> [Description of the task]
Reproduce every record below exactly as written, but leave out any pictures.

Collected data
>> start
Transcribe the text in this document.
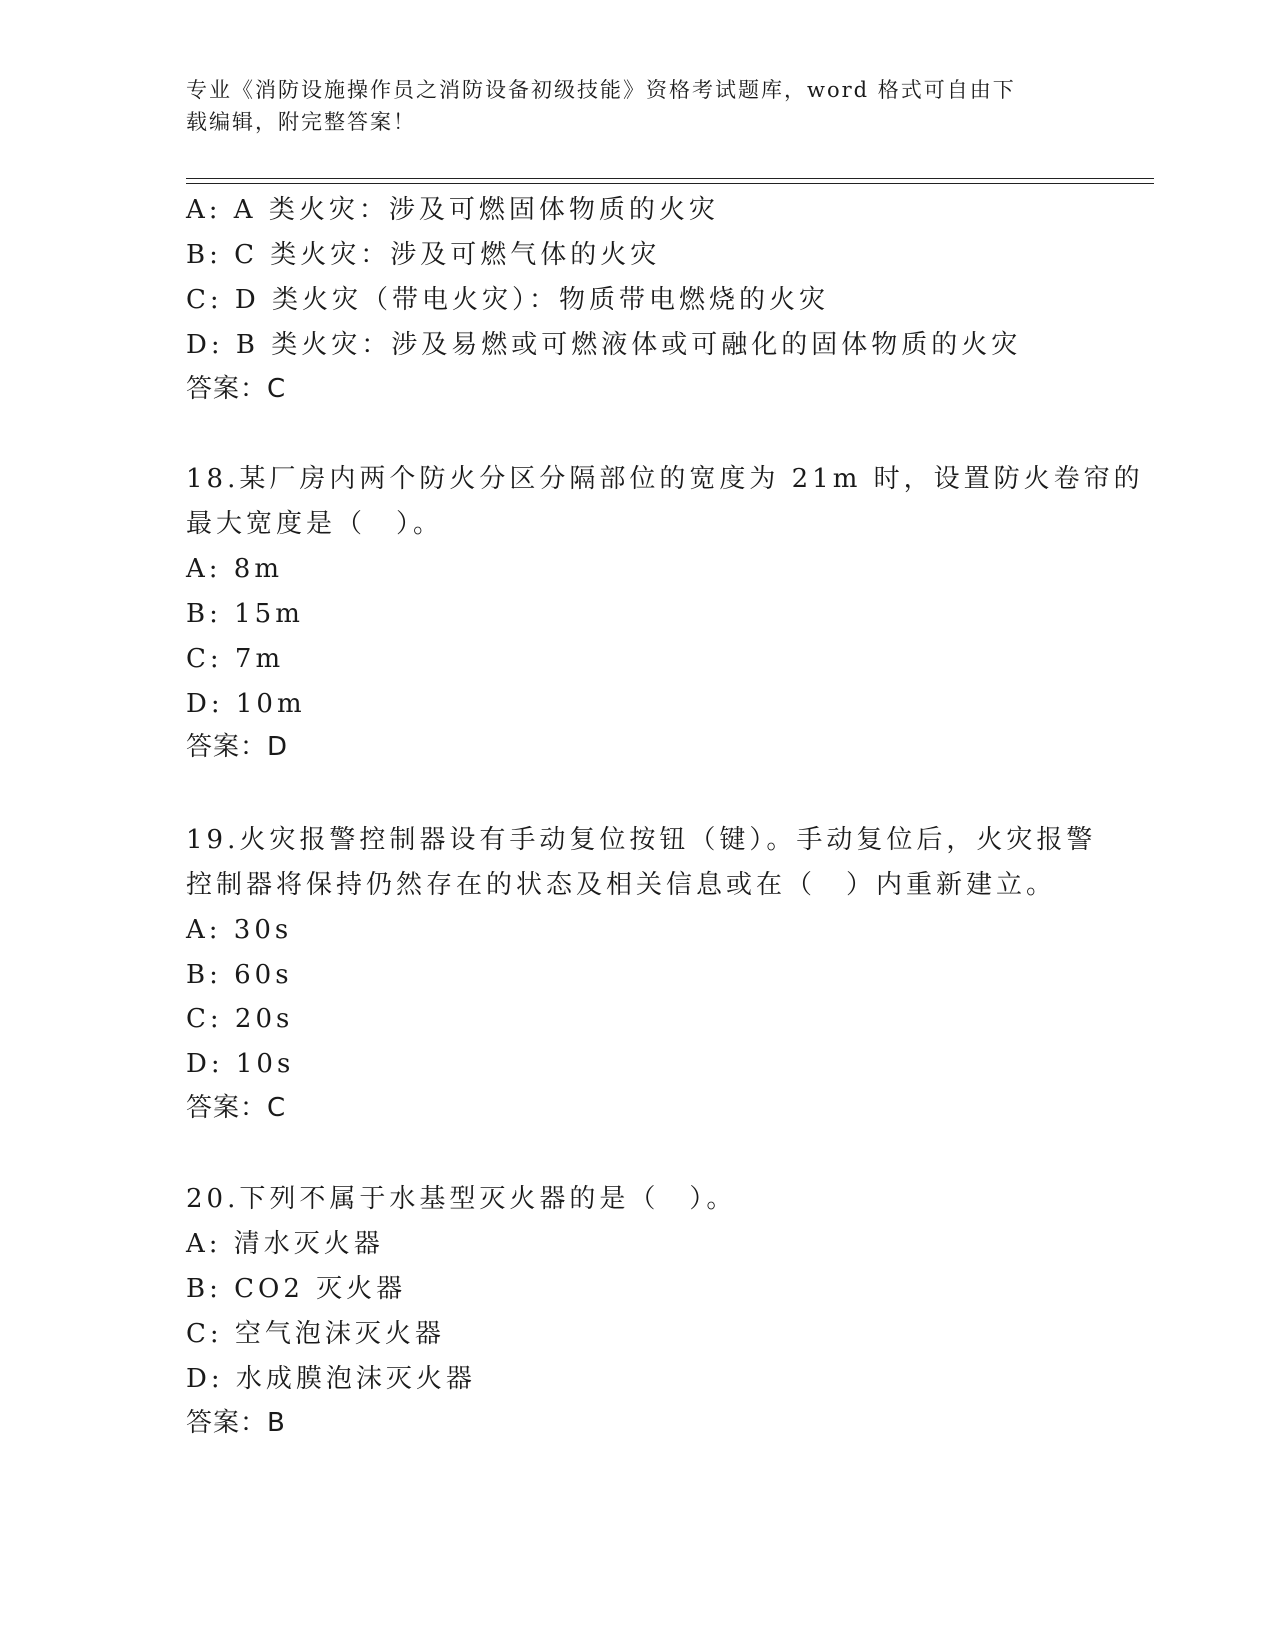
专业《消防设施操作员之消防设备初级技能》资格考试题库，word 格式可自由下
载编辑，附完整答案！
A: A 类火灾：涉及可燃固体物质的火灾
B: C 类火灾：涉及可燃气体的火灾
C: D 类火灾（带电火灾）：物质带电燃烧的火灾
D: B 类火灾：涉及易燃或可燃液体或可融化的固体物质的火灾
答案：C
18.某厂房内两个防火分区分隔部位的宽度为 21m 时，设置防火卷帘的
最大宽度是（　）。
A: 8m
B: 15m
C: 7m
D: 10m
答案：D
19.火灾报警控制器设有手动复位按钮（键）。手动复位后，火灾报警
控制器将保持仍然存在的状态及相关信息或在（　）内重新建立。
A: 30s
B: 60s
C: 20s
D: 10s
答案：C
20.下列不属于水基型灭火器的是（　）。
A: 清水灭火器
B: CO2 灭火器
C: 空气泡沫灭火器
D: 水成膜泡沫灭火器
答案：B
>> end
> [Solution]
Transcribe the text in this document.
专业《消防设施操作员之消防设备初级技能》资格考试题库，word 格式可自由下
载编辑，附完整答案！
A: A 类火灾：涉及可燃固体物质的火灾
B: C 类火灾：涉及可燃气体的火灾
C: D 类火灾（带电火灾）：物质带电燃烧的火灾
D: B 类火灾：涉及易燃或可燃液体或可融化的固体物质的火灾
答案：C
18.某厂房内两个防火分区分隔部位的宽度为 21m 时，设置防火卷帘的
最大宽度是（　）。
A: 8m
B: 15m
C: 7m
D: 10m
答案：D
19.火灾报警控制器设有手动复位按钮（键）。手动复位后，火灾报警
控制器将保持仍然存在的状态及相关信息或在（　）内重新建立。
A: 30s
B: 60s
C: 20s
D: 10s
答案：C
20.下列不属于水基型灭火器的是（　）。
A: 清水灭火器
B: CO2 灭火器
C: 空气泡沫灭火器
D: 水成膜泡沫灭火器
答案：B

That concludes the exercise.